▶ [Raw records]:
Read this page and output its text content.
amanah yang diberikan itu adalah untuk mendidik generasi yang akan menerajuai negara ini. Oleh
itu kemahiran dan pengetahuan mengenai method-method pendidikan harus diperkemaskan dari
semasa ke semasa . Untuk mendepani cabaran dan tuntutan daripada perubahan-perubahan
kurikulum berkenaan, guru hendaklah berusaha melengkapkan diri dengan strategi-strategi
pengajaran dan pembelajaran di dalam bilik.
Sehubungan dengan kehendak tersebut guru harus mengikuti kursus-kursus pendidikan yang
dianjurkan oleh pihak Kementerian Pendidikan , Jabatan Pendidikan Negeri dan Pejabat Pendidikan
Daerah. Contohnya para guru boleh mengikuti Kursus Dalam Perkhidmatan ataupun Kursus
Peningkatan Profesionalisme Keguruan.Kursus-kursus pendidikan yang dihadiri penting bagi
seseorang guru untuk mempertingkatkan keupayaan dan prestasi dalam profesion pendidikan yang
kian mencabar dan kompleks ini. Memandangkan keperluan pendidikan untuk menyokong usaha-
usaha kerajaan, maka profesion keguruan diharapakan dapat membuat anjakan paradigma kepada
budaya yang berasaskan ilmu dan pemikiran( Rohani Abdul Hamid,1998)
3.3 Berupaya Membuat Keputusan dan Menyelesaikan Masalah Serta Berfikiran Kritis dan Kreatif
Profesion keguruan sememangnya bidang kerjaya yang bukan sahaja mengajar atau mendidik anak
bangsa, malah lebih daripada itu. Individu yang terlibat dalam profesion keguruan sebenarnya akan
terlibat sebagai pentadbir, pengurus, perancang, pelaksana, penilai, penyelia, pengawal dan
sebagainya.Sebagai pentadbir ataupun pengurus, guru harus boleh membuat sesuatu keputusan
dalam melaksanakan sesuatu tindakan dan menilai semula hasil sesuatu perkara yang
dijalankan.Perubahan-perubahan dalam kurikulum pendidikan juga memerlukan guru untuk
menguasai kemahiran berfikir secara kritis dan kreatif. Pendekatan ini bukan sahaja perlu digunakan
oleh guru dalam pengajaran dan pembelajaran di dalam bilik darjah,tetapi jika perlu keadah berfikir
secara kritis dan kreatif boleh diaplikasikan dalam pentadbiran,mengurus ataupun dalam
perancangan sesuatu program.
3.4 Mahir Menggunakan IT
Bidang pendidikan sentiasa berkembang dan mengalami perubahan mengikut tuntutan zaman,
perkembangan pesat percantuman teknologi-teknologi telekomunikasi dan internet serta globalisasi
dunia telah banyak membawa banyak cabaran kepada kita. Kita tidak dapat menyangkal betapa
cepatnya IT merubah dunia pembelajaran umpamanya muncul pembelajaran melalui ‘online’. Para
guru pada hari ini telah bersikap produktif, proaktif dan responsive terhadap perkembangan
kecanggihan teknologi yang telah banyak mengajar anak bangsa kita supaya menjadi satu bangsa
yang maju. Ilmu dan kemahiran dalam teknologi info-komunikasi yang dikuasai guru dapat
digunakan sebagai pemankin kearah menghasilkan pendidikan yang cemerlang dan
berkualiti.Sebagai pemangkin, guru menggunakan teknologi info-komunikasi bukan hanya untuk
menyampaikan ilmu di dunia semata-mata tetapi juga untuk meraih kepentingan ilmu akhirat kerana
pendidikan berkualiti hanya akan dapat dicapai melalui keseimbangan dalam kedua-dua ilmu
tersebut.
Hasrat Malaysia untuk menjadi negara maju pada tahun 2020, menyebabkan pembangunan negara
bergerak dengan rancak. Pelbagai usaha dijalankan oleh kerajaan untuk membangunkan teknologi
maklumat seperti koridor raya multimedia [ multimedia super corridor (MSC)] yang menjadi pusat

▶ [WHAT YOU SHOULD DO]: Reproduce each record exactly, leaving nothing out.

▶ [TASK SOLUTION]:
Read this page and output its text content.
amanah yang diberikan itu adalah untuk mendidik generasi yang akan menerajuai negara ini. Oleh
itu kemahiran dan pengetahuan mengenai method-method pendidikan harus diperkemaskan dari
semasa ke semasa . Untuk mendepani cabaran dan tuntutan daripada perubahan-perubahan
kurikulum berkenaan, guru hendaklah berusaha melengkapkan diri dengan strategi-strategi
pengajaran dan pembelajaran di dalam bilik.
Sehubungan dengan kehendak tersebut guru harus mengikuti kursus-kursus pendidikan yang
dianjurkan oleh pihak Kementerian Pendidikan , Jabatan Pendidikan Negeri dan Pejabat Pendidikan
Daerah. Contohnya para guru boleh mengikuti Kursus Dalam Perkhidmatan ataupun Kursus
Peningkatan Profesionalisme Keguruan.Kursus-kursus pendidikan yang dihadiri penting bagi
seseorang guru untuk mempertingkatkan keupayaan dan prestasi dalam profesion pendidikan yang
kian mencabar dan kompleks ini. Memandangkan keperluan pendidikan untuk menyokong usaha-
usaha kerajaan, maka profesion keguruan diharapakan dapat membuat anjakan paradigma kepada
budaya yang berasaskan ilmu dan pemikiran( Rohani Abdul Hamid,1998)
3.3 Berupaya Membuat Keputusan dan Menyelesaikan Masalah Serta Berfikiran Kritis dan Kreatif
Profesion keguruan sememangnya bidang kerjaya yang bukan sahaja mengajar atau mendidik anak
bangsa, malah lebih daripada itu. Individu yang terlibat dalam profesion keguruan sebenarnya akan
terlibat sebagai pentadbir, pengurus, perancang, pelaksana, penilai, penyelia, pengawal dan
sebagainya.Sebagai pentadbir ataupun pengurus, guru harus boleh membuat sesuatu keputusan
dalam melaksanakan sesuatu tindakan dan menilai semula hasil sesuatu perkara yang
dijalankan.Perubahan-perubahan dalam kurikulum pendidikan juga memerlukan guru untuk
menguasai kemahiran berfikir secara kritis dan kreatif. Pendekatan ini bukan sahaja perlu digunakan
oleh guru dalam pengajaran dan pembelajaran di dalam bilik darjah,tetapi jika perlu keadah berfikir
secara kritis dan kreatif boleh diaplikasikan dalam pentadbiran,mengurus ataupun dalam
perancangan sesuatu program.
3.4 Mahir Menggunakan IT
Bidang pendidikan sentiasa berkembang dan mengalami perubahan mengikut tuntutan zaman,
perkembangan pesat percantuman teknologi-teknologi telekomunikasi dan internet serta globalisasi
dunia telah banyak membawa banyak cabaran kepada kita. Kita tidak dapat menyangkal betapa
cepatnya IT merubah dunia pembelajaran umpamanya muncul pembelajaran melalui ‘online’. Para
guru pada hari ini telah bersikap produktif, proaktif dan responsive terhadap perkembangan
kecanggihan teknologi yang telah banyak mengajar anak bangsa kita supaya menjadi satu bangsa
yang maju. Ilmu dan kemahiran dalam teknologi info-komunikasi yang dikuasai guru dapat
digunakan sebagai pemankin kearah menghasilkan pendidikan yang cemerlang dan
berkualiti.Sebagai pemangkin, guru menggunakan teknologi info-komunikasi bukan hanya untuk
menyampaikan ilmu di dunia semata-mata tetapi juga untuk meraih kepentingan ilmu akhirat kerana
pendidikan berkualiti hanya akan dapat dicapai melalui keseimbangan dalam kedua-dua ilmu
tersebut.
Hasrat Malaysia untuk menjadi negara maju pada tahun 2020, menyebabkan pembangunan negara
bergerak dengan rancak. Pelbagai usaha dijalankan oleh kerajaan untuk membangunkan teknologi
maklumat seperti koridor raya multimedia [ multimedia super corridor (MSC)] yang menjadi pusat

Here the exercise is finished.